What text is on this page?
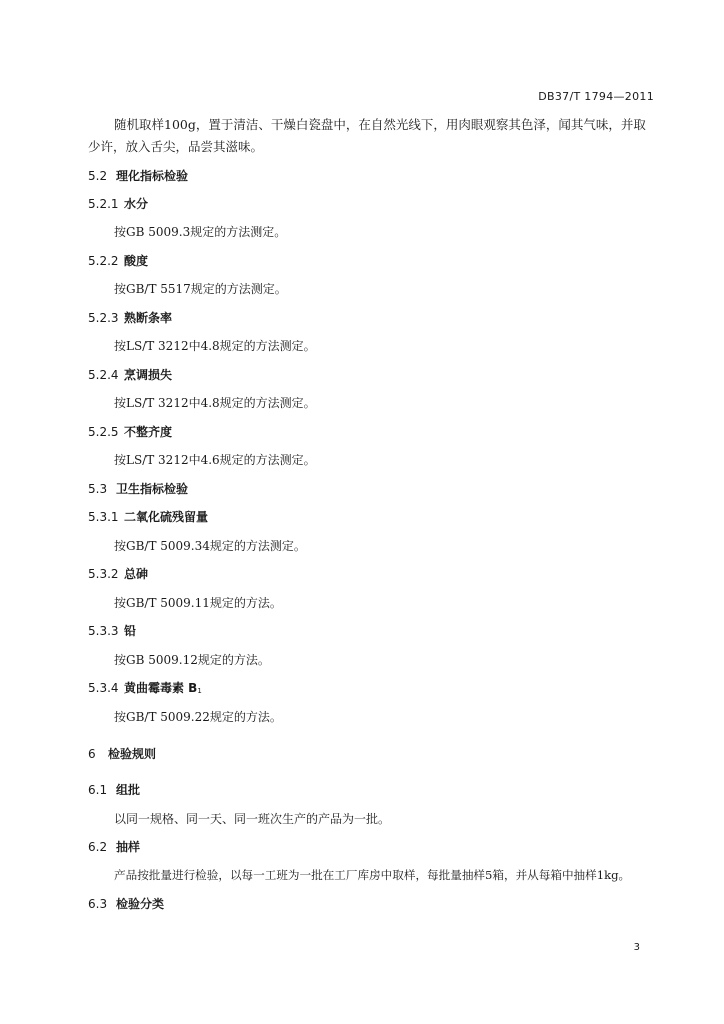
DB37/T 1794—2011
随机取样100g，置于清洁、干燥白瓷盘中，在自然光线下，用肉眼观察其色泽，闻其气味，并取少许，放入舌尖，品尝其滋味。
5.2 理化指标检验
5.2.1 水分
按GB 5009.3规定的方法测定。
5.2.2 酸度
按GB/T 5517规定的方法测定。
5.2.3 熟断条率
按LS/T 3212中4.8规定的方法测定。
5.2.4 烹调损失
按LS/T 3212中4.8规定的方法测定。
5.2.5 不整齐度
按LS/T 3212中4.6规定的方法测定。
5.3 卫生指标检验
5.3.1 二氧化硫残留量
按GB/T 5009.34规定的方法测定。
5.3.2 总砷
按GB/T 5009.11规定的方法。
5.3.3 铅
按GB 5009.12规定的方法。
5.3.4 黄曲霉毒素 B1
按GB/T 5009.22规定的方法。
6 检验规则
6.1 组批
以同一规格、同一天、同一班次生产的产品为一批。
6.2 抽样
产品按批量进行检验，以每一工班为一批在工厂库房中取样，每批量抽样5箱，并从每箱中抽样1kg。
6.3 检验分类
3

### Stated problem
Copy every entry word for word, but omit the pictures.

### Answer to the exercise
What text is on this page?
DB37/T 1794—2011
随机取样100g，置于清洁、干燥白瓷盘中，在自然光线下，用肉眼观察其色泽，闻其气味，并取少许，放入舌尖，品尝其滋味。
5.2 理化指标检验
5.2.1 水分
按GB 5009.3规定的方法测定。
5.2.2 酸度
按GB/T 5517规定的方法测定。
5.2.3 熟断条率
按LS/T 3212中4.8规定的方法测定。
5.2.4 烹调损失
按LS/T 3212中4.8规定的方法测定。
5.2.5 不整齐度
按LS/T 3212中4.6规定的方法测定。
5.3 卫生指标检验
5.3.1 二氧化硫残留量
按GB/T 5009.34规定的方法测定。
5.3.2 总砷
按GB/T 5009.11规定的方法。
5.3.3 铅
按GB 5009.12规定的方法。
5.3.4 黄曲霉毒素 B1
按GB/T 5009.22规定的方法。
6 检验规则
6.1 组批
以同一规格、同一天、同一班次生产的产品为一批。
6.2 抽样
产品按批量进行检验，以每一工班为一批在工厂库房中取样，每批量抽样5箱，并从每箱中抽样1kg。
6.3 检验分类
3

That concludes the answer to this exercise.